→ Data for the task:
________________
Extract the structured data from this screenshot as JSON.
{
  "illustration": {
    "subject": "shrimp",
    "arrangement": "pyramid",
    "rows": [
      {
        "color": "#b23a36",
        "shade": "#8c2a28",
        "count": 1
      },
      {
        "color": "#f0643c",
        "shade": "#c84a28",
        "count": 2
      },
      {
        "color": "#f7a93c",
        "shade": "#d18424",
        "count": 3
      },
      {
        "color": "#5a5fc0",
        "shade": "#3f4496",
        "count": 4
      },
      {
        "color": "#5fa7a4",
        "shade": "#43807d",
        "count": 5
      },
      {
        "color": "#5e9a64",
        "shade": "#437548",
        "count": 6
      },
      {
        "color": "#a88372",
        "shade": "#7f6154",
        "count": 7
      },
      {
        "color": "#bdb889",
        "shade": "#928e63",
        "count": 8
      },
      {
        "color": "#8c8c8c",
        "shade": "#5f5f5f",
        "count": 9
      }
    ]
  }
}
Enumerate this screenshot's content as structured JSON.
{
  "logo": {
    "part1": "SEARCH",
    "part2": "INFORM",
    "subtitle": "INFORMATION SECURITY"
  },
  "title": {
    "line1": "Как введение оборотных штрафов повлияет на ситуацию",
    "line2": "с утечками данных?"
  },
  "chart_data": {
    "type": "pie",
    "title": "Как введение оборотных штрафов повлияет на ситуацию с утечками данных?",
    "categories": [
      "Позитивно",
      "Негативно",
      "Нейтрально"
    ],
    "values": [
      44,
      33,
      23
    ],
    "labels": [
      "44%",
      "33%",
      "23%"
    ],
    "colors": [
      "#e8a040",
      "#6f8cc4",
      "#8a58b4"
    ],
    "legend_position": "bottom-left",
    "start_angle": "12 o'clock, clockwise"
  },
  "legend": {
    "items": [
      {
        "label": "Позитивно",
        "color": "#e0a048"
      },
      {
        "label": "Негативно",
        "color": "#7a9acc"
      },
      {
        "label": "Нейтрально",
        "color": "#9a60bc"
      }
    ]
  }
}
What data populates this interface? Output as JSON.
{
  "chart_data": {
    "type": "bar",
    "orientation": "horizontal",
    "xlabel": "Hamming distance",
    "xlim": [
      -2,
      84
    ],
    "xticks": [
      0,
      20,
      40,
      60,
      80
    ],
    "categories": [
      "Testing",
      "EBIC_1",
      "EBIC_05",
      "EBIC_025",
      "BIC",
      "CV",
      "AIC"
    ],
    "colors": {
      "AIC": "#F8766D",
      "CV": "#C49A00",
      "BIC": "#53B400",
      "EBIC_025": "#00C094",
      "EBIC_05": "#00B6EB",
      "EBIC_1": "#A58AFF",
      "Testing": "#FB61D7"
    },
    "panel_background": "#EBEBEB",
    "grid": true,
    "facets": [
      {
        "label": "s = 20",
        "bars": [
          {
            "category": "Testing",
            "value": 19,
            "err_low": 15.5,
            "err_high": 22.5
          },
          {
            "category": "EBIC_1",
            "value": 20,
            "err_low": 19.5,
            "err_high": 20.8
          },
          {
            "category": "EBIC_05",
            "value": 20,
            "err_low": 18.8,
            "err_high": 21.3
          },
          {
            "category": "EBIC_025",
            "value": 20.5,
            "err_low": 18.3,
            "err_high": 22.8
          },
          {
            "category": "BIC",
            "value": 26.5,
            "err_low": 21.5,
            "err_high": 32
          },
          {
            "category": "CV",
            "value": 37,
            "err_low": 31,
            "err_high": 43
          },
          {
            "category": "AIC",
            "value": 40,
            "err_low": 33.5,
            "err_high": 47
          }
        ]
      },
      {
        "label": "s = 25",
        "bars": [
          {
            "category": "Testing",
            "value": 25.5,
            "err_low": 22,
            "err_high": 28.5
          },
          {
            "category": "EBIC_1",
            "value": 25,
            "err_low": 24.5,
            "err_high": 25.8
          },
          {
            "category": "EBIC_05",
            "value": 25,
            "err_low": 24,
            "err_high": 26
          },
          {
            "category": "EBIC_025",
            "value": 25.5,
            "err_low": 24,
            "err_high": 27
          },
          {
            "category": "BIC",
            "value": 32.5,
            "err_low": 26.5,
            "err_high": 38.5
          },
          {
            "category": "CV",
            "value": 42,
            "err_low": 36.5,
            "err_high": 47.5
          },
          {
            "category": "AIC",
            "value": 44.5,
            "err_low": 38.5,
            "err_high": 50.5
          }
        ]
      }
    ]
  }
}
________________
→ Problem: Please set down all the data word for word.

→ Answer to this task:
Extract the structured data from this screenshot as JSON.
{
  "illustration": {
    "subject": "shrimp",
    "arrangement": "pyramid",
    "rows": [
      {
        "color": "#b23a36",
        "shade": "#8c2a28",
        "count": 1
      },
      {
        "color": "#f0643c",
        "shade": "#c84a28",
        "count": 2
      },
      {
        "color": "#f7a93c",
        "shade": "#d18424",
        "count": 3
      },
      {
        "color": "#5a5fc0",
        "shade": "#3f4496",
        "count": 4
      },
      {
        "color": "#5fa7a4",
        "shade": "#43807d",
        "count": 5
      },
      {
        "color": "#5e9a64",
        "shade": "#437548",
        "count": 6
      },
      {
        "color": "#a88372",
        "shade": "#7f6154",
        "count": 7
      },
      {
        "color": "#bdb889",
        "shade": "#928e63",
        "count": 8
      },
      {
        "color": "#8c8c8c",
        "shade": "#5f5f5f",
        "count": 9
      }
    ]
  }
}
Enumerate this screenshot's content as structured JSON.
{
  "logo": {
    "part1": "SEARCH",
    "part2": "INFORM",
    "subtitle": "INFORMATION SECURITY"
  },
  "title": {
    "line1": "Как введение оборотных штрафов повлияет на ситуацию",
    "line2": "с утечками данных?"
  },
  "chart_data": {
    "type": "pie",
    "title": "Как введение оборотных штрафов повлияет на ситуацию с утечками данных?",
    "categories": [
      "Позитивно",
      "Негативно",
      "Нейтрально"
    ],
    "values": [
      44,
      33,
      23
    ],
    "labels": [
      "44%",
      "33%",
      "23%"
    ],
    "colors": [
      "#e8a040",
      "#6f8cc4",
      "#8a58b4"
    ],
    "legend_position": "bottom-left",
    "start_angle": "12 o'clock, clockwise"
  },
  "legend": {
    "items": [
      {
        "label": "Позитивно",
        "color": "#e0a048"
      },
      {
        "label": "Негативно",
        "color": "#7a9acc"
      },
      {
        "label": "Нейтрально",
        "color": "#9a60bc"
      }
    ]
  }
}
What data populates this interface? Output as JSON.
{
  "chart_data": {
    "type": "bar",
    "orientation": "horizontal",
    "xlabel": "Hamming distance",
    "xlim": [
      -2,
      84
    ],
    "xticks": [
      0,
      20,
      40,
      60,
      80
    ],
    "categories": [
      "Testing",
      "EBIC_1",
      "EBIC_05",
      "EBIC_025",
      "BIC",
      "CV",
      "AIC"
    ],
    "colors": {
      "AIC": "#F8766D",
      "CV": "#C49A00",
      "BIC": "#53B400",
      "EBIC_025": "#00C094",
      "EBIC_05": "#00B6EB",
      "EBIC_1": "#A58AFF",
      "Testing": "#FB61D7"
    },
    "panel_background": "#EBEBEB",
    "grid": true,
    "facets": [
      {
        "label": "s = 20",
        "bars": [
          {
            "category": "Testing",
            "value": 19,
            "err_low": 15.5,
            "err_high": 22.5
          },
          {
            "category": "EBIC_1",
            "value": 20,
            "err_low": 19.5,
            "err_high": 20.8
          },
          {
            "category": "EBIC_05",
            "value": 20,
            "err_low": 18.8,
            "err_high": 21.3
          },
          {
            "category": "EBIC_025",
            "value": 20.5,
            "err_low": 18.3,
            "err_high": 22.8
          },
          {
            "category": "BIC",
            "value": 26.5,
            "err_low": 21.5,
            "err_high": 32
          },
          {
            "category": "CV",
            "value": 37,
            "err_low": 31,
            "err_high": 43
          },
          {
            "category": "AIC",
            "value": 40,
            "err_low": 33.5,
            "err_high": 47
          }
        ]
      },
      {
        "label": "s = 25",
        "bars": [
          {
            "category": "Testing",
            "value": 25.5,
            "err_low": 22,
            "err_high": 28.5
          },
          {
            "category": "EBIC_1",
            "value": 25,
            "err_low": 24.5,
            "err_high": 25.8
          },
          {
            "category": "EBIC_05",
            "value": 25,
            "err_low": 24,
            "err_high": 26
          },
          {
            "category": "EBIC_025",
            "value": 25.5,
            "err_low": 24,
            "err_high": 27
          },
          {
            "category": "BIC",
            "value": 32.5,
            "err_low": 26.5,
            "err_high": 38.5
          },
          {
            "category": "CV",
            "value": 42,
            "err_low": 36.5,
            "err_high": 47.5
          },
          {
            "category": "AIC",
            "value": 44.5,
            "err_low": 38.5,
            "err_high": 50.5
          }
        ]
      }
    ]
  }
}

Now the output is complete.